● **TASK DETAILS**
Copy nothing but the lines running from the one containing "Give me a plain-text" through the end of the listing below. Drop the pictures.

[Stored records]
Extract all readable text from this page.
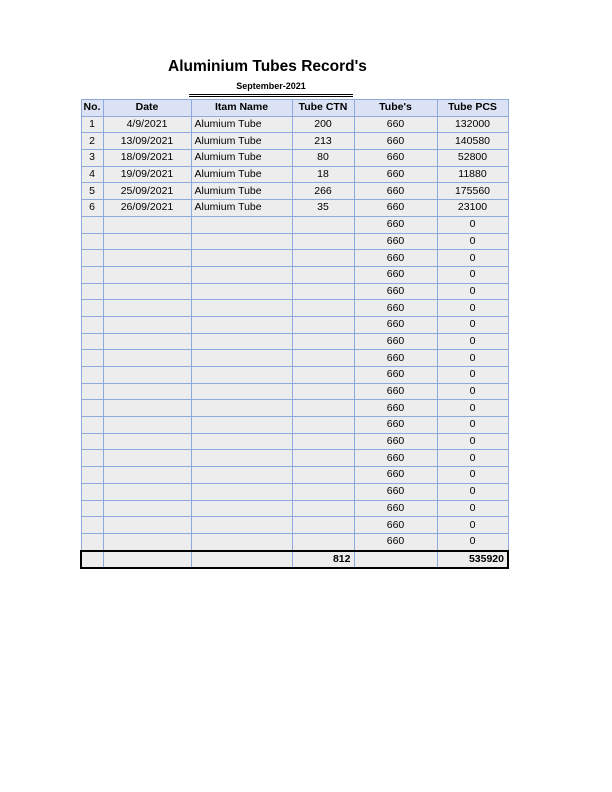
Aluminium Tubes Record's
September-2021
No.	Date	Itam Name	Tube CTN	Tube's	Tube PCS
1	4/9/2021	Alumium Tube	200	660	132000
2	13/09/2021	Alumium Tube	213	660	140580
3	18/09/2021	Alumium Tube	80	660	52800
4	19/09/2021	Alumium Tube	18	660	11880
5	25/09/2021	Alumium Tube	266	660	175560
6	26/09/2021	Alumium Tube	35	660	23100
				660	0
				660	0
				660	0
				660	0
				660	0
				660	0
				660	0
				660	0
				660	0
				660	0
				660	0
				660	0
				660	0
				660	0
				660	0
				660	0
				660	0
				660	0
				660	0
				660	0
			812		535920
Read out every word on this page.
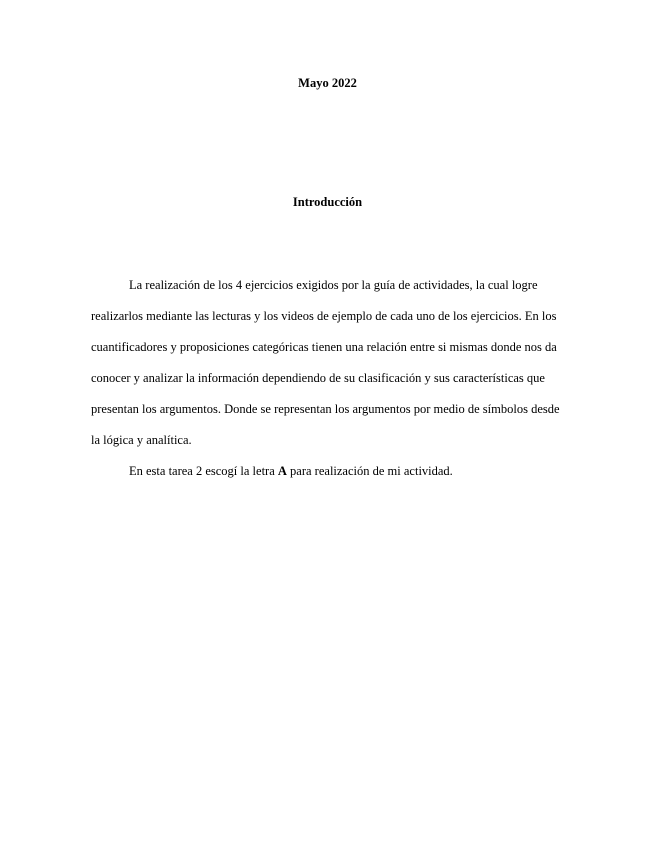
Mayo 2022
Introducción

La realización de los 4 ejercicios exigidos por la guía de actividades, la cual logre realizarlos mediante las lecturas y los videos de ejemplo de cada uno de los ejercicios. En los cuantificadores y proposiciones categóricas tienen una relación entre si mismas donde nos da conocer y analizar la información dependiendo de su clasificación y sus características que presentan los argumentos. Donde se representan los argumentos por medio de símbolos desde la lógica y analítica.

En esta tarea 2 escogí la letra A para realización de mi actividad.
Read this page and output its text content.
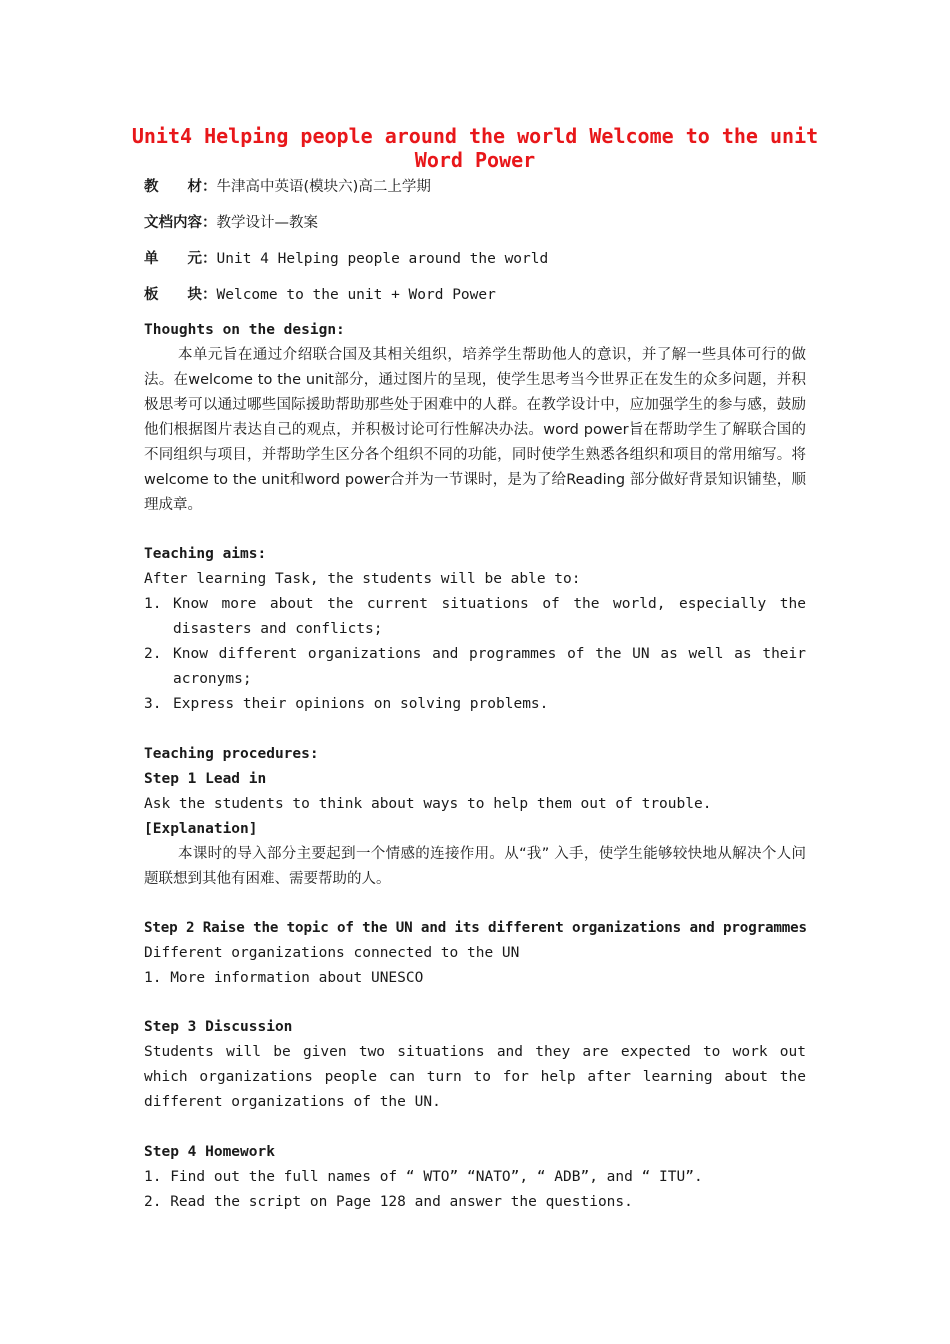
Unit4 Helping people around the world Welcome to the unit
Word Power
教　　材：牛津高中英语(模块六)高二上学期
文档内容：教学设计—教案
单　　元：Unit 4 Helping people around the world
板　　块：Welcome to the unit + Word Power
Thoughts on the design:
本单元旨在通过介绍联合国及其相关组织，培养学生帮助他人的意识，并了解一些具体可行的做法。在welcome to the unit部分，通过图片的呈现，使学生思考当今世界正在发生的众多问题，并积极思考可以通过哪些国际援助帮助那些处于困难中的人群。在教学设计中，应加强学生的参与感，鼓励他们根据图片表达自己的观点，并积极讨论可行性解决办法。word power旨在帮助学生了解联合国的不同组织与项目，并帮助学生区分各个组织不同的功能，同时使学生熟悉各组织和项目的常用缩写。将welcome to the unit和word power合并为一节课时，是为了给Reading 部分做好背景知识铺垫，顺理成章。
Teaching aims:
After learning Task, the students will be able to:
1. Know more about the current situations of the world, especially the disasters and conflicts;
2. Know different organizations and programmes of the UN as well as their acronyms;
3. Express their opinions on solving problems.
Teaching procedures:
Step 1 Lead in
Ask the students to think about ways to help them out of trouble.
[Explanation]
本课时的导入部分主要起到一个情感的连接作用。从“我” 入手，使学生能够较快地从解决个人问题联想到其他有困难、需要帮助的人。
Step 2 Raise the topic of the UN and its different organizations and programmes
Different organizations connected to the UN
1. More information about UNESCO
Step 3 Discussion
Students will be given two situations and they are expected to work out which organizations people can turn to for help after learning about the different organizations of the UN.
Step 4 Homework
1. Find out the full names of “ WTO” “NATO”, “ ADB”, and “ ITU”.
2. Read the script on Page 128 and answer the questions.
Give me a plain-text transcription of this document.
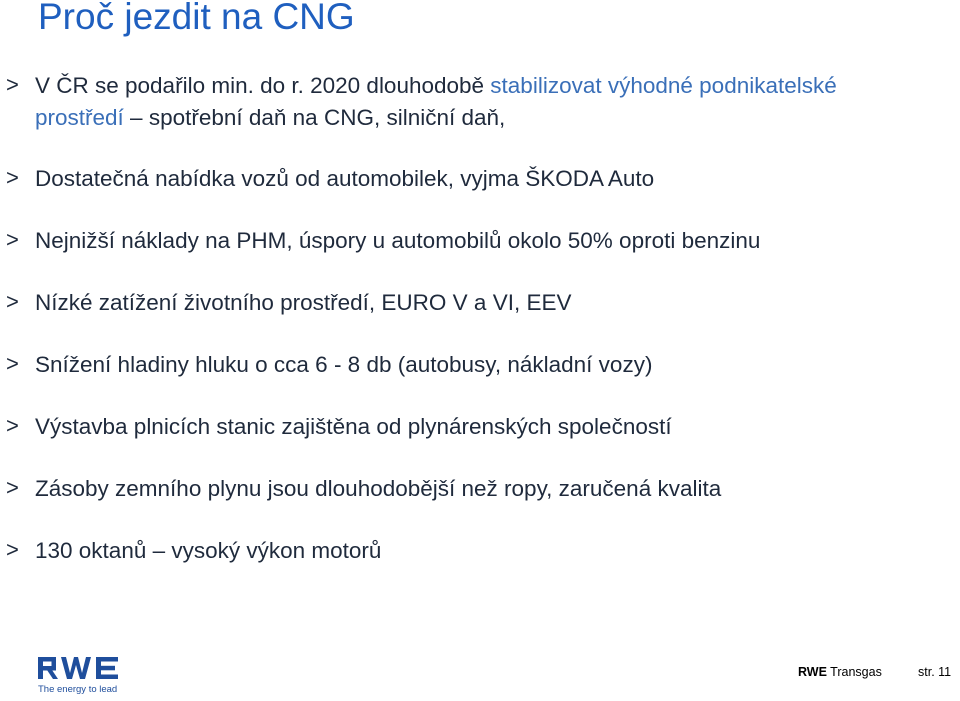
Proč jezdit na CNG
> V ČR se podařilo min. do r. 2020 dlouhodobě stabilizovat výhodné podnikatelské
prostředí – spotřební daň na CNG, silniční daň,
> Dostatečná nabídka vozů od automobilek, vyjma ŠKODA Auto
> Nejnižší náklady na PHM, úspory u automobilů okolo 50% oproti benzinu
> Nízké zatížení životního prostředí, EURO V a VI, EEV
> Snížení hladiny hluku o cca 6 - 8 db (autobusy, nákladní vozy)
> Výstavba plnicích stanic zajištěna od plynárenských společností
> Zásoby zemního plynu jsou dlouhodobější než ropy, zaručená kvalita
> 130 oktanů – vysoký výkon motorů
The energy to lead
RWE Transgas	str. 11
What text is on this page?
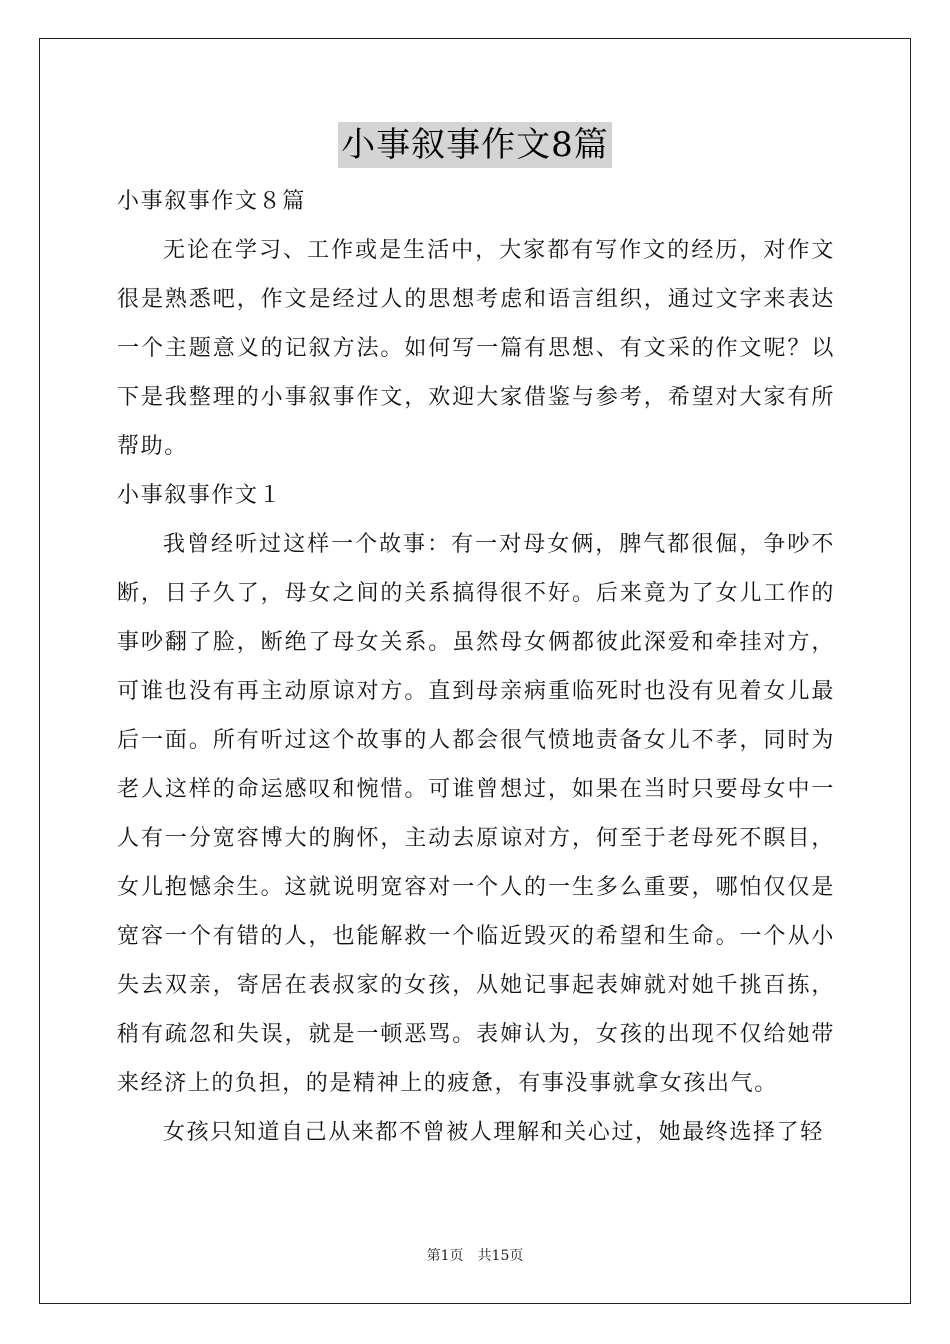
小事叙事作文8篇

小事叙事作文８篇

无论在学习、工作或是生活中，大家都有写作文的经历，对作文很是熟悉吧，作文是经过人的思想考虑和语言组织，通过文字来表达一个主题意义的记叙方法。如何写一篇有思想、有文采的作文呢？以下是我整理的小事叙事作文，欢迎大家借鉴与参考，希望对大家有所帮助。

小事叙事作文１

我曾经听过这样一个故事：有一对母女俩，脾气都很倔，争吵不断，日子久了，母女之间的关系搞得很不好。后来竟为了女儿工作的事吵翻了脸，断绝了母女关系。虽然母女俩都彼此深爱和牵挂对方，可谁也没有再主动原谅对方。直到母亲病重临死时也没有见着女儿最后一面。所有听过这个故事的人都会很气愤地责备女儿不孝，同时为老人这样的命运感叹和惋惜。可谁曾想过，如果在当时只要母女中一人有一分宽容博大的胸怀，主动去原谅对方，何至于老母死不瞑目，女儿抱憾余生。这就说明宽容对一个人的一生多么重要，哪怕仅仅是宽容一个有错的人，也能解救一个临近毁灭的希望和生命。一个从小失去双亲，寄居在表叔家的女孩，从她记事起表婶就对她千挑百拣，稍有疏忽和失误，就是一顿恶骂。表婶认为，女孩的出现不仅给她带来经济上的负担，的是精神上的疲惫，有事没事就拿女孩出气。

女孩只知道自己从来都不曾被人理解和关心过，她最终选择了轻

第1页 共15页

● **PROBLEM SOLUTION**
Give me a plain-text transcription of this document.
Proč jezdit na CNG
> V ČR se podařilo min. do r. 2020 dlouhodobě stabilizovat výhodné podnikatelské
prostředí – spotřební daň na CNG, silniční daň,
> Dostatečná nabídka vozů od automobilek, vyjma ŠKODA Auto
> Nejnižší náklady na PHM, úspory u automobilů okolo 50% oproti benzinu
> Nízké zatížení životního prostředí, EURO V a VI, EEV
> Snížení hladiny hluku o cca 6 - 8 db (autobusy, nákladní vozy)
> Výstavba plnicích stanic zajištěna od plynárenských společností
> Zásoby zemního plynu jsou dlouhodobější než ropy, zaručená kvalita
> 130 oktanů – vysoký výkon motorů
The energy to lead
RWE Transgas	str. 11
What text is on this page?
小事叙事作文8篇

小事叙事作文８篇

无论在学习、工作或是生活中，大家都有写作文的经历，对作文很是熟悉吧，作文是经过人的思想考虑和语言组织，通过文字来表达一个主题意义的记叙方法。如何写一篇有思想、有文采的作文呢？以下是我整理的小事叙事作文，欢迎大家借鉴与参考，希望对大家有所帮助。

小事叙事作文１

我曾经听过这样一个故事：有一对母女俩，脾气都很倔，争吵不断，日子久了，母女之间的关系搞得很不好。后来竟为了女儿工作的事吵翻了脸，断绝了母女关系。虽然母女俩都彼此深爱和牵挂对方，可谁也没有再主动原谅对方。直到母亲病重临死时也没有见着女儿最后一面。所有听过这个故事的人都会很气愤地责备女儿不孝，同时为老人这样的命运感叹和惋惜。可谁曾想过，如果在当时只要母女中一人有一分宽容博大的胸怀，主动去原谅对方，何至于老母死不瞑目，女儿抱憾余生。这就说明宽容对一个人的一生多么重要，哪怕仅仅是宽容一个有错的人，也能解救一个临近毁灭的希望和生命。一个从小失去双亲，寄居在表叔家的女孩，从她记事起表婶就对她千挑百拣，稍有疏忽和失误，就是一顿恶骂。表婶认为，女孩的出现不仅给她带来经济上的负担，的是精神上的疲惫，有事没事就拿女孩出气。

女孩只知道自己从来都不曾被人理解和关心过，她最终选择了轻

第1页 共15页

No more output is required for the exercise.